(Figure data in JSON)
☆ ☆ ☆

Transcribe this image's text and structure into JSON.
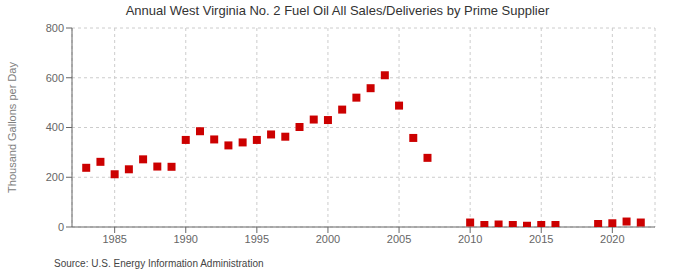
{
  "chart_data": {
    "type": "scatter",
    "title": "Annual West Virginia No. 2 Fuel Oil All Sales/Deliveries by Prime Supplier",
    "ylabel": "Thousand Gallons per Day",
    "annotations": [
      "Source: U.S. Energy Information Administration"
    ],
    "x": [
      1983,
      1984,
      1985,
      1986,
      1987,
      1988,
      1989,
      1990,
      1991,
      1992,
      1993,
      1994,
      1995,
      1996,
      1997,
      1998,
      1999,
      2000,
      2001,
      2002,
      2003,
      2004,
      2005,
      2006,
      2007,
      2010,
      2011,
      2012,
      2013,
      2014,
      2015,
      2016,
      2019,
      2020,
      2021,
      2022
    ],
    "values": [
      238,
      262,
      212,
      232,
      272,
      243,
      242,
      350,
      385,
      352,
      328,
      340,
      350,
      372,
      363,
      402,
      432,
      430,
      472,
      520,
      558,
      610,
      488,
      358,
      278,
      18,
      8,
      10,
      8,
      5,
      8,
      8,
      12,
      15,
      22,
      18
    ],
    "color": "#cc0000",
    "marker": "square",
    "xlim": [
      1982,
      2023
    ],
    "xticks": [
      1985,
      1990,
      1995,
      2000,
      2005,
      2010,
      2015,
      2020
    ],
    "ylim": [
      0,
      800
    ],
    "yticks": [
      0,
      200,
      400,
      600,
      800
    ],
    "grid": true
  }
}
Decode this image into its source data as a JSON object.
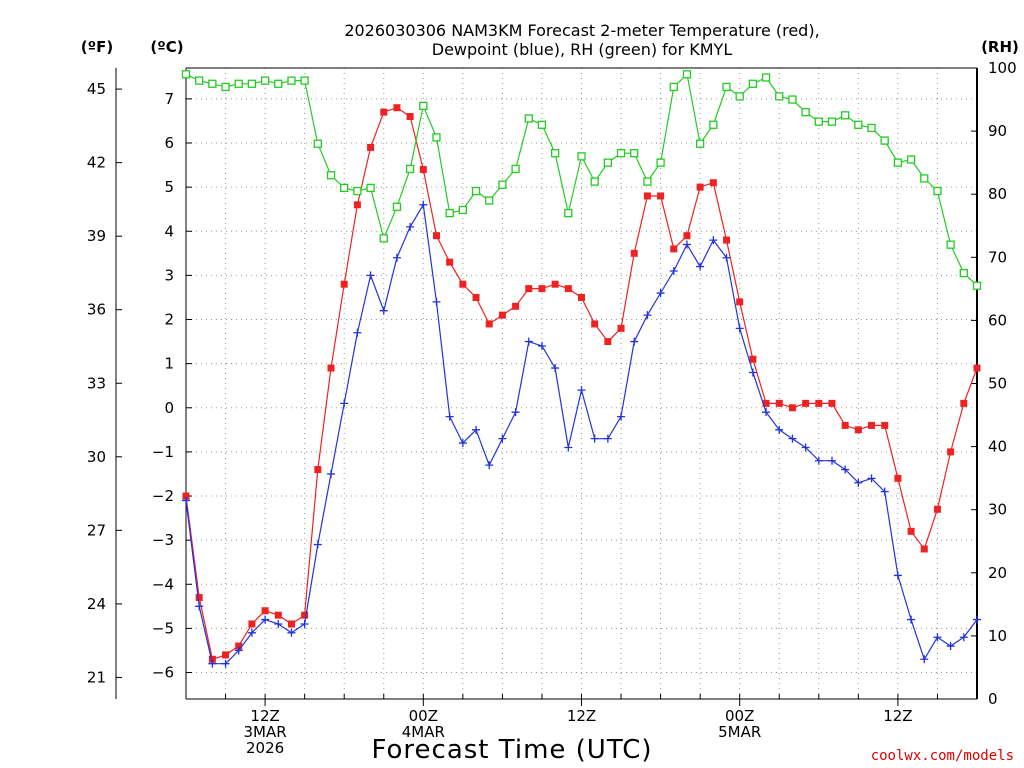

☆ ☆ ☆

_Do this_
Reproduce the material above in full, exactly, with no images.

_Result of the task_
Transcribe this image's text and structure into JSON.
{
  "chart_data": {
    "type": "scatter",
    "title": "Annual West Virginia No. 2 Fuel Oil All Sales/Deliveries by Prime Supplier",
    "ylabel": "Thousand Gallons per Day",
    "annotations": [
      "Source: U.S. Energy Information Administration"
    ],
    "x": [
      1983,
      1984,
      1985,
      1986,
      1987,
      1988,
      1989,
      1990,
      1991,
      1992,
      1993,
      1994,
      1995,
      1996,
      1997,
      1998,
      1999,
      2000,
      2001,
      2002,
      2003,
      2004,
      2005,
      2006,
      2007,
      2010,
      2011,
      2012,
      2013,
      2014,
      2015,
      2016,
      2019,
      2020,
      2021,
      2022
    ],
    "values": [
      238,
      262,
      212,
      232,
      272,
      243,
      242,
      350,
      385,
      352,
      328,
      340,
      350,
      372,
      363,
      402,
      432,
      430,
      472,
      520,
      558,
      610,
      488,
      358,
      278,
      18,
      8,
      10,
      8,
      5,
      8,
      8,
      12,
      15,
      22,
      18
    ],
    "color": "#cc0000",
    "marker": "square",
    "xlim": [
      1982,
      2023
    ],
    "xticks": [
      1985,
      1990,
      1995,
      2000,
      2005,
      2010,
      2015,
      2020
    ],
    "ylim": [
      0,
      800
    ],
    "yticks": [
      0,
      200,
      400,
      600,
      800
    ],
    "grid": true
  }
}
Decode this image into its source data as a JSON object.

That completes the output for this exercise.